Locate the lines that hold the string "document". Copy every such line.
--- begin Data records ---
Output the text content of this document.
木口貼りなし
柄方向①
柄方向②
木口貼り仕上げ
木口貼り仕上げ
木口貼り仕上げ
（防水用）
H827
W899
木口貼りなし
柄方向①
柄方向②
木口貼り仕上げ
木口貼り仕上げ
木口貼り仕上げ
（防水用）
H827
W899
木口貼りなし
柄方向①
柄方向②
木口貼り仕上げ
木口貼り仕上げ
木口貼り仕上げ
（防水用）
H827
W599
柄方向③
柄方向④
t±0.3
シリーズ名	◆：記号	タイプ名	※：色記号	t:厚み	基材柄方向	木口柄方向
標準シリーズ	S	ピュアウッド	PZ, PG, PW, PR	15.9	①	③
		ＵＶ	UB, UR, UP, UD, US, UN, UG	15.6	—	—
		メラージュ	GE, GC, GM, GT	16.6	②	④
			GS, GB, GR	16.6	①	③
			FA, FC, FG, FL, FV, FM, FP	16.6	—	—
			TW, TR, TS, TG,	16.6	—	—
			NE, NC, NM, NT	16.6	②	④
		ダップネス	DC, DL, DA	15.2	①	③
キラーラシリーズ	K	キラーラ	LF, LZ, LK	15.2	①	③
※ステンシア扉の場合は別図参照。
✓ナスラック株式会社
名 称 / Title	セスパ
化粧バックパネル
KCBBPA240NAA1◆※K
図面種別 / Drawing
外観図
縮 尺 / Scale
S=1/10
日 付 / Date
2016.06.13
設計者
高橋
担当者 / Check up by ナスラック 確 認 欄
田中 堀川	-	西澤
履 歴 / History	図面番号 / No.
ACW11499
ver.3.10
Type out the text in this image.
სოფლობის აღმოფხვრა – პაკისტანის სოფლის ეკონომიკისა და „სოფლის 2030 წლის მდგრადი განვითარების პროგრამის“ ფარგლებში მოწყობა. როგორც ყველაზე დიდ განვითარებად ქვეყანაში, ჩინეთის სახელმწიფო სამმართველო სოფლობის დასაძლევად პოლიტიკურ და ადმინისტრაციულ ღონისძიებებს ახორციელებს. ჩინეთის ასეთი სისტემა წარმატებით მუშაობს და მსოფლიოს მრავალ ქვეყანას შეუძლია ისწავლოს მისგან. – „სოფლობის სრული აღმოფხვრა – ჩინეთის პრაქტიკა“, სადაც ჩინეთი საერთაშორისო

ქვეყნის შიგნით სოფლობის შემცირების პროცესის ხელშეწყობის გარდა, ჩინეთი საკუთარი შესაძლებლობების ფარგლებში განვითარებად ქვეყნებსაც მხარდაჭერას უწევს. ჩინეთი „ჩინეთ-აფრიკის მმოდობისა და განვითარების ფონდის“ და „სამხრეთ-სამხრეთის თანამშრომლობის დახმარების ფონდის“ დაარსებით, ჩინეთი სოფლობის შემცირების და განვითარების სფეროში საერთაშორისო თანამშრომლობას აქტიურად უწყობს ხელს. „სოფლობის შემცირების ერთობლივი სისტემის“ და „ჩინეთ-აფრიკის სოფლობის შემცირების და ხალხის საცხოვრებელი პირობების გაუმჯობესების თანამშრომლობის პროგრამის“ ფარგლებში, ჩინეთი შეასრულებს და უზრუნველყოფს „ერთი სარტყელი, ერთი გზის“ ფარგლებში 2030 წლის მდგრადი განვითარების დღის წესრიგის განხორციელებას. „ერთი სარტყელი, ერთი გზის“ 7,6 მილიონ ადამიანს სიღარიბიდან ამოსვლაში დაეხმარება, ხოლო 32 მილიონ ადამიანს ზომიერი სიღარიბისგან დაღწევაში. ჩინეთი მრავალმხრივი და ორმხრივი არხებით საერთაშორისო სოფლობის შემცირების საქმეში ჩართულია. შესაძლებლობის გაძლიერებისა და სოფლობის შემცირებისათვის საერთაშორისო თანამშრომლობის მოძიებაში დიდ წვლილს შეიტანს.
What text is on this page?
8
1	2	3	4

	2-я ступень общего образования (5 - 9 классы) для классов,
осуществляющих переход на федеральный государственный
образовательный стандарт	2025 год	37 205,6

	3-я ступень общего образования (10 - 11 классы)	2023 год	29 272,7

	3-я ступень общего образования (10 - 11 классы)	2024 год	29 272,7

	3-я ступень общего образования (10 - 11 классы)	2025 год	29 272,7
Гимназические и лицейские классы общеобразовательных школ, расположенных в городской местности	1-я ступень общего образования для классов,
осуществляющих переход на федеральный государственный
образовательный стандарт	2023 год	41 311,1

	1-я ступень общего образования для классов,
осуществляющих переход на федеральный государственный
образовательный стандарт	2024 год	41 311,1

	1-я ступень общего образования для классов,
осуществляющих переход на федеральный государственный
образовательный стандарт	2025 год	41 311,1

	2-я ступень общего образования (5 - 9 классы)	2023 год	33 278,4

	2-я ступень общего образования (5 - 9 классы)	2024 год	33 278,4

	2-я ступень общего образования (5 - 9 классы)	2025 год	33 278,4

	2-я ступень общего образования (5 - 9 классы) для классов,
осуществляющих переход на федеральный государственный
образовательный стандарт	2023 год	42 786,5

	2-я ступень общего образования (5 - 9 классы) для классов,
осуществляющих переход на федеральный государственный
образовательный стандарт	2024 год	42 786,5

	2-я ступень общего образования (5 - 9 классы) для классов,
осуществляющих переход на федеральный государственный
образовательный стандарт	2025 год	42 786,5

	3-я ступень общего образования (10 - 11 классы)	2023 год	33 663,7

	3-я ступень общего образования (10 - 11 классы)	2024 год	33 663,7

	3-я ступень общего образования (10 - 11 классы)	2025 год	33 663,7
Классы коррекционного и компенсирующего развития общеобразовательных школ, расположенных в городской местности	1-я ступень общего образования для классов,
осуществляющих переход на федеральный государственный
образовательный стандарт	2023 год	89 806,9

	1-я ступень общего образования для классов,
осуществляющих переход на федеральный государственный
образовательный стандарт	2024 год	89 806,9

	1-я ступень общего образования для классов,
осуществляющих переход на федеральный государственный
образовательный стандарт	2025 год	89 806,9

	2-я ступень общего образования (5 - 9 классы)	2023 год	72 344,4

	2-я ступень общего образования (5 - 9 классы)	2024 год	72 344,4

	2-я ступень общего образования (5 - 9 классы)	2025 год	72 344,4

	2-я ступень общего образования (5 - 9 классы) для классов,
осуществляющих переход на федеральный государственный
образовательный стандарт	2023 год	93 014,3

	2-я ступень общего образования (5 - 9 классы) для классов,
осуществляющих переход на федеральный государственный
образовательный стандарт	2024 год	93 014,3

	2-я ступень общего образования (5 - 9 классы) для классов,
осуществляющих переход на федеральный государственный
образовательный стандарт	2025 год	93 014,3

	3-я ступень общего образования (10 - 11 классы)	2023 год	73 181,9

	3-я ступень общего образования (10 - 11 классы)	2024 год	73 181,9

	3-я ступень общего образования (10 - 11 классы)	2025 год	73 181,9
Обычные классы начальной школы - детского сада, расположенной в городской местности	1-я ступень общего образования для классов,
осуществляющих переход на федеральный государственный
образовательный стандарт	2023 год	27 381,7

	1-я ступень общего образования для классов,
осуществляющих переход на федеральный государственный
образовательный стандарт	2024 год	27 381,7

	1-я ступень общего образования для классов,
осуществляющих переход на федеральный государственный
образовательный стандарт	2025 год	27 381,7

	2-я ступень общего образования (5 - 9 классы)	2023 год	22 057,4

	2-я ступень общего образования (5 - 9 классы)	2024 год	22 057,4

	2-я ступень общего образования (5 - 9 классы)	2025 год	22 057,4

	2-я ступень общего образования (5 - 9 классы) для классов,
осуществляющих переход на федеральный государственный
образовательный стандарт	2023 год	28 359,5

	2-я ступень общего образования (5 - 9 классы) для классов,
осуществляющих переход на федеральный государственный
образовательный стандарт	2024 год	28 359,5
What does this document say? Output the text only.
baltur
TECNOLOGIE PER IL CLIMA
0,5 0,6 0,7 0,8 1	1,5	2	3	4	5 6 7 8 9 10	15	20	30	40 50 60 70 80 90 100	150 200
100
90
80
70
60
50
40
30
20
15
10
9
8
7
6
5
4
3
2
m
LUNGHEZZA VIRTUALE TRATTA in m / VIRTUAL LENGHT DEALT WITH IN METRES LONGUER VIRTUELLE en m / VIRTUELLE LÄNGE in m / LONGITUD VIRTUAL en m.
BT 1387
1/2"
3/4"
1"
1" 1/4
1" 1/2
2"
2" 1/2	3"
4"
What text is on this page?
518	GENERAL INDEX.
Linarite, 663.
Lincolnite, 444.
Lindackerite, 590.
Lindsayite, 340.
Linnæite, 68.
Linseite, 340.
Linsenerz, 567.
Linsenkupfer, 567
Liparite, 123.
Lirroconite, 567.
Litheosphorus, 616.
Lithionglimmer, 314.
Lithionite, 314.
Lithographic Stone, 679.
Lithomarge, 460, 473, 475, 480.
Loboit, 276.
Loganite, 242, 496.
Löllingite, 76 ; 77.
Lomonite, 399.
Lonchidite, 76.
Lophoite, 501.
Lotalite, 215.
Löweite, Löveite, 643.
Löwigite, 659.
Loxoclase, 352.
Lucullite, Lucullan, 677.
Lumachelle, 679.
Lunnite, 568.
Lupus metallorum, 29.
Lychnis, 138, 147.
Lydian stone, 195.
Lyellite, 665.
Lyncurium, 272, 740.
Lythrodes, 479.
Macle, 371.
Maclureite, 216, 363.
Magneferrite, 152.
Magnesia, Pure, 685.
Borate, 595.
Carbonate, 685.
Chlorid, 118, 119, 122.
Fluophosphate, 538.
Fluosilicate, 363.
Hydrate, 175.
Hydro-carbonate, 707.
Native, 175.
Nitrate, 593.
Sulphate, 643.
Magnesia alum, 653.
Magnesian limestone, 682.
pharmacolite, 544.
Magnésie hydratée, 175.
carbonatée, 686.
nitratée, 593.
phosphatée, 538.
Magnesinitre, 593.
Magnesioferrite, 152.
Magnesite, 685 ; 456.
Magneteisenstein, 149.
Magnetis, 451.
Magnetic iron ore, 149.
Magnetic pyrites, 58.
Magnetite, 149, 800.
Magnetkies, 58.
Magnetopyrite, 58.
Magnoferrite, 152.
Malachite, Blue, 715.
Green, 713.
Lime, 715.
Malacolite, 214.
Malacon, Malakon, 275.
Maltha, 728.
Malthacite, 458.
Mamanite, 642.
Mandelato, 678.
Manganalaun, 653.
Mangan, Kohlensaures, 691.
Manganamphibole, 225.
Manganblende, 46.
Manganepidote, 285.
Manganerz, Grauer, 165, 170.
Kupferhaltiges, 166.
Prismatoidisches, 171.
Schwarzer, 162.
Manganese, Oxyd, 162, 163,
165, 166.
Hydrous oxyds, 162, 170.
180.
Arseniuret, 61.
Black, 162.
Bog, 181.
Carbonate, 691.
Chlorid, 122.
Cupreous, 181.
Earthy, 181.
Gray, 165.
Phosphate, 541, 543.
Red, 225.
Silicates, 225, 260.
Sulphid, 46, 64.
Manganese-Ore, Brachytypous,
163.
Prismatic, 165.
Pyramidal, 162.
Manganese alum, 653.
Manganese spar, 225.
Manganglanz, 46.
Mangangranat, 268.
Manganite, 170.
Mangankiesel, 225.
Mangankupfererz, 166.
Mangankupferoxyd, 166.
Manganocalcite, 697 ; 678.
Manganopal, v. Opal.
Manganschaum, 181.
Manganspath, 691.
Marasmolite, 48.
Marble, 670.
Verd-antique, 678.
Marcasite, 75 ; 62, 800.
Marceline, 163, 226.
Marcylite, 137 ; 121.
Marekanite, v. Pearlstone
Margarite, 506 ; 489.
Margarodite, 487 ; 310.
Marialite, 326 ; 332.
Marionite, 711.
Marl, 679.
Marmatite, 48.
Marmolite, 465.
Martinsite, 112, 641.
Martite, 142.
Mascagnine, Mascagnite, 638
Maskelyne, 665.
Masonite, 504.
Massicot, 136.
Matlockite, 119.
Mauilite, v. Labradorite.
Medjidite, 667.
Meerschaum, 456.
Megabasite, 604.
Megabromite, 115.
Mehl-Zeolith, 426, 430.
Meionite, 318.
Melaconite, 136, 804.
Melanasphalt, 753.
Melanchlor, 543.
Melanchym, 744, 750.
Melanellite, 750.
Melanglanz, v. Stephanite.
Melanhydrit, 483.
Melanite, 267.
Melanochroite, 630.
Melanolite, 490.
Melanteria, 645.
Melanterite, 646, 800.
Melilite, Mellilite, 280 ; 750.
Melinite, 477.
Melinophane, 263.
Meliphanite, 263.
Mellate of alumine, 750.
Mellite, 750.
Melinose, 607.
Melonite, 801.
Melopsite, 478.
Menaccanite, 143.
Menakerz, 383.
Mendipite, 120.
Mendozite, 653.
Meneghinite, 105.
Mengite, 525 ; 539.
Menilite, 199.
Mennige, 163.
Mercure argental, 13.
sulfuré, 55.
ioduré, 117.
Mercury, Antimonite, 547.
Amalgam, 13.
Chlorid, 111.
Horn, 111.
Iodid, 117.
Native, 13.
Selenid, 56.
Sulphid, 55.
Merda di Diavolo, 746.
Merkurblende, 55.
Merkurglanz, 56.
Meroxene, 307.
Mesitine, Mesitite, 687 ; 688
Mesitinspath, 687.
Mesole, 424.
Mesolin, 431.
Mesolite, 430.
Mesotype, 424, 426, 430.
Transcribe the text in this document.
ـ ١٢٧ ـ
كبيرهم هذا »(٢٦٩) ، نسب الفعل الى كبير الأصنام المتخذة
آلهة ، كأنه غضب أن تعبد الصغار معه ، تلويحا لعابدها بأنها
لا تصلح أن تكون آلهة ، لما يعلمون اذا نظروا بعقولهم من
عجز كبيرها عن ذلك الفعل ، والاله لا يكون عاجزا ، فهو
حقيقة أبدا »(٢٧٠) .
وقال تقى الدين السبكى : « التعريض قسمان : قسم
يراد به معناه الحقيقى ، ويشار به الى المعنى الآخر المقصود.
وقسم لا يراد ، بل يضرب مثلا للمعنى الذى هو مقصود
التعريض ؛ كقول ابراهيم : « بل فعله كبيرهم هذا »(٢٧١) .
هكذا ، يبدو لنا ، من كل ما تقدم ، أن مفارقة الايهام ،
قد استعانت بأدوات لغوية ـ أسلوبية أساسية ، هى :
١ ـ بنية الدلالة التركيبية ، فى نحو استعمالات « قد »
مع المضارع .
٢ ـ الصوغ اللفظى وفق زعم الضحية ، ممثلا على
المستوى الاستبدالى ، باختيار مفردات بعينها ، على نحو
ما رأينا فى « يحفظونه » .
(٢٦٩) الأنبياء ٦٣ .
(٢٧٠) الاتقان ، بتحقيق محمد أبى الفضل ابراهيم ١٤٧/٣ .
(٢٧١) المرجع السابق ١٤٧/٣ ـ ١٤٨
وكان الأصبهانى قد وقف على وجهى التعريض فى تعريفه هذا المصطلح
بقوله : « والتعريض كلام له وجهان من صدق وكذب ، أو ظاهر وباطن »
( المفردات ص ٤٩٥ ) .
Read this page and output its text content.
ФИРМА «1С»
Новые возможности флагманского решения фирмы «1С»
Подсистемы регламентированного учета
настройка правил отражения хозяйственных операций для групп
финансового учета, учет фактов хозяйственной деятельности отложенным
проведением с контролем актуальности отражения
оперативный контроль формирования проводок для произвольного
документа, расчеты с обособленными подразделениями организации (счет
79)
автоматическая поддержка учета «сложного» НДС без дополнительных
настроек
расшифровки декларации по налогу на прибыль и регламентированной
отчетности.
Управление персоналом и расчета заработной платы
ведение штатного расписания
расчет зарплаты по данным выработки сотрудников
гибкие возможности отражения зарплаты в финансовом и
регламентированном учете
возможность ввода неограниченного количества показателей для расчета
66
--- end Data records ---
Reply to the task.
Output the text content of this document.
What does this document say? Output the text only.
Transcribe the text in this document.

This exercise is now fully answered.